• **Short exercise**:
Report every line in the listing that contains the string "Covid".

• **Dataset records**:

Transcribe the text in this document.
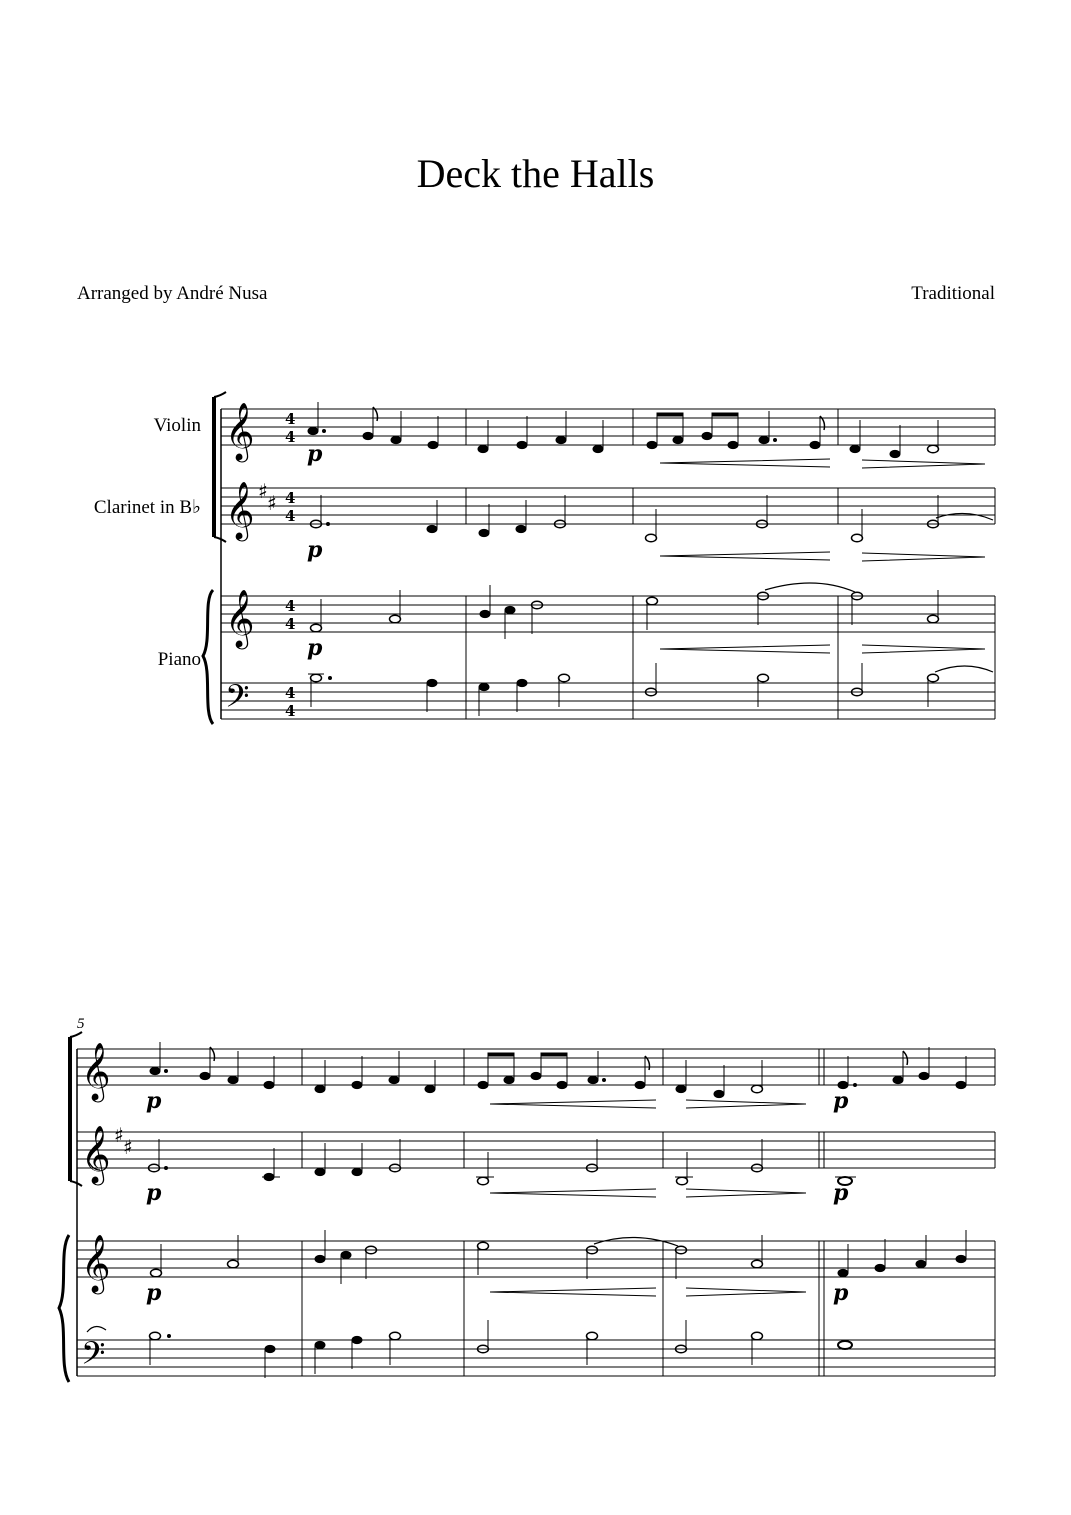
Deck the Halls
Arranged by André Nusa	Traditional
𝄞
𝄞
𝄞
𝄢
♯ ♯
4
4
4
4
4
4
4
4
Violin
Clarinet in B♭
Piano
p
p
p
5
𝄞
𝄞
𝄞
𝄢
♯ ♯
p	p
p	p
p	p
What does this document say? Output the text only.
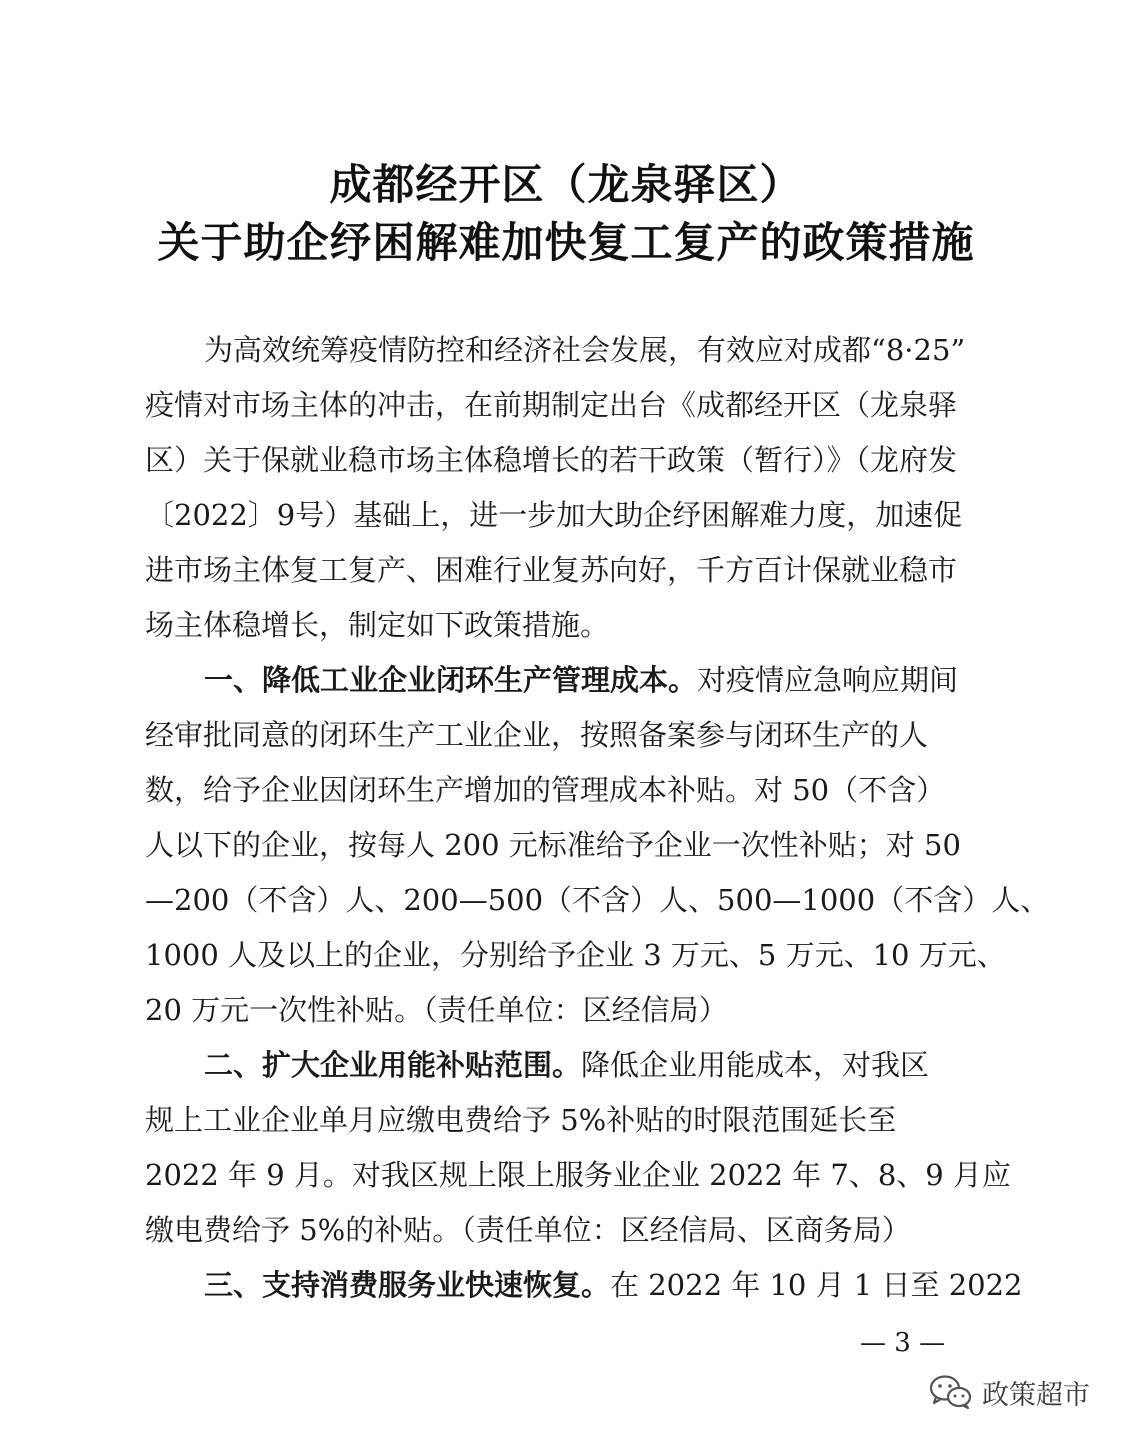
成都经开区（龙泉驿区）
关于助企纾困解难加快复工复产的政策措施
为高效统筹疫情防控和经济社会发展，有效应对成都“8·25”
疫情对市场主体的冲击，在前期制定出台《成都经开区（龙泉驿
区）关于保就业稳市场主体稳增长的若干政策（暂行）》（龙府发
〔2022〕9号）基础上，进一步加大助企纾困解难力度，加速促
进市场主体复工复产、困难行业复苏向好，千方百计保就业稳市
场主体稳增长，制定如下政策措施。
一、降低工业企业闭环生产管理成本。对疫情应急响应期间
经审批同意的闭环生产工业企业，按照备案参与闭环生产的人
数，给予企业因闭环生产增加的管理成本补贴。对 50（不含）
人以下的企业，按每人 200 元标准给予企业一次性补贴；对 50
—200（不含）人、200—500（不含）人、500—1000（不含）人、
1000 人及以上的企业，分别给予企业 3 万元、5 万元、10 万元、
20 万元一次性补贴。（责任单位：区经信局）
二、扩大企业用能补贴范围。降低企业用能成本，对我区
规上工业企业单月应缴电费给予 5%补贴的时限范围延长至
2022 年 9 月。对我区规上限上服务业企业 2022 年 7、8、9 月应
缴电费给予 5%的补贴。（责任单位：区经信局、区商务局）
三、支持消费服务业快速恢复。在 2022 年 10 月 1 日至 2022
— 3 —
政策超市
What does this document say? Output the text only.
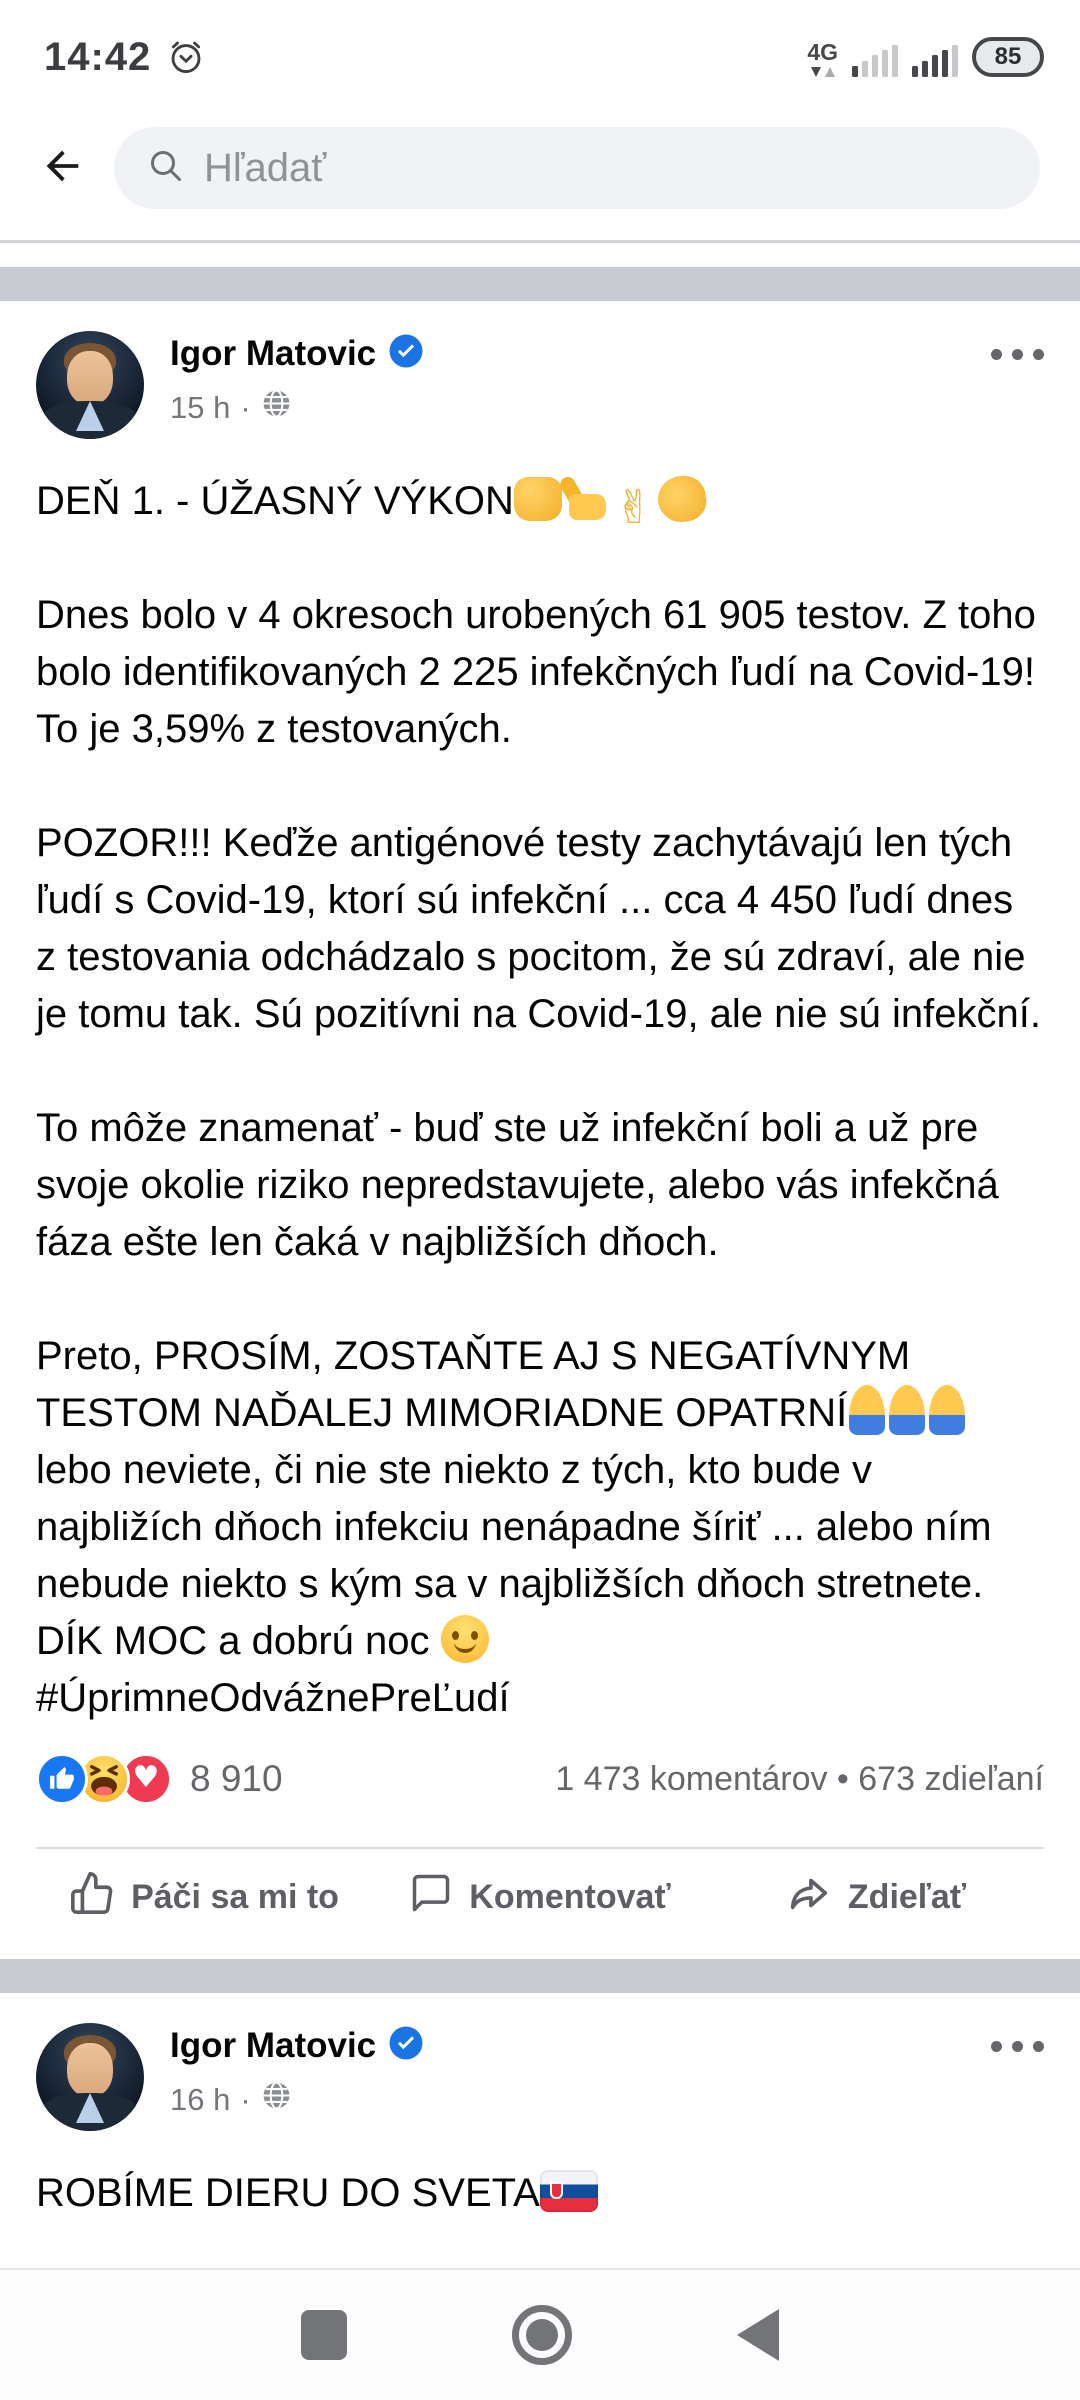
14:42	4G	85
Hľadať
Igor Matovic
15 h ·
DEŇ 1. - ÚŽASNÝ VÝKON✌
Dnes bolo v 4 okresoch urobených 61 905 testov. Z toho bolo identifikovaných 2 225 infekčných ľudí na Covid-19! To je 3,59% z testovaných.
POZOR!!! Keďže antigénové testy zachytávajú len tých ľudí s Covid-19, ktorí sú infekční ... cca 4 450 ľudí dnes z testovania odchádzalo s pocitom, že sú zdraví, ale nie je tomu tak. Sú pozitívni na Covid-19, ale nie sú infekční.
To môže znamenať - buď ste už infekční boli a už pre svoje okolie riziko nepredstavujete, alebo vás infekčná fáza ešte len čaká v najbližších dňoch.
Preto, PROSÍM, ZOSTAŇTE AJ S NEGATÍVNYM TESTOM NAĎALEJ MIMORIADNE OPATRNÍ lebo neviete, či nie ste niekto z tých, kto bude v najbližích dňoch infekciu nenápadne šíriť ... alebo ním nebude niekto s kým sa v najbližších dňoch stretnete. DÍK MOC a dobrú noc
#ÚprimneOdvážnePreĽudí
♥
8 910	1 473 komentárov • 673 zdieľaní
Páči sa mi to	Komentovať	Zdieľať
Igor Matovic
16 h ·
ROBÍME DIERU DO SVETA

• **Answer**:
Dnes bolo v 4 okresoch urobených 61 905 testov. Z toho bolo identifikovaných 2 225 infekčných ľudí na Covid-19! To je 3,59% z testovaných.
POZOR!!! Keďže antigénové testy zachytávajú len tých ľudí s Covid-19, ktorí sú infekční ... cca 4 450 ľudí dnes z testovania odchádzalo s pocitom, že sú zdraví, ale nie je tomu tak. Sú pozitívni na Covid-19, ale nie sú infekční.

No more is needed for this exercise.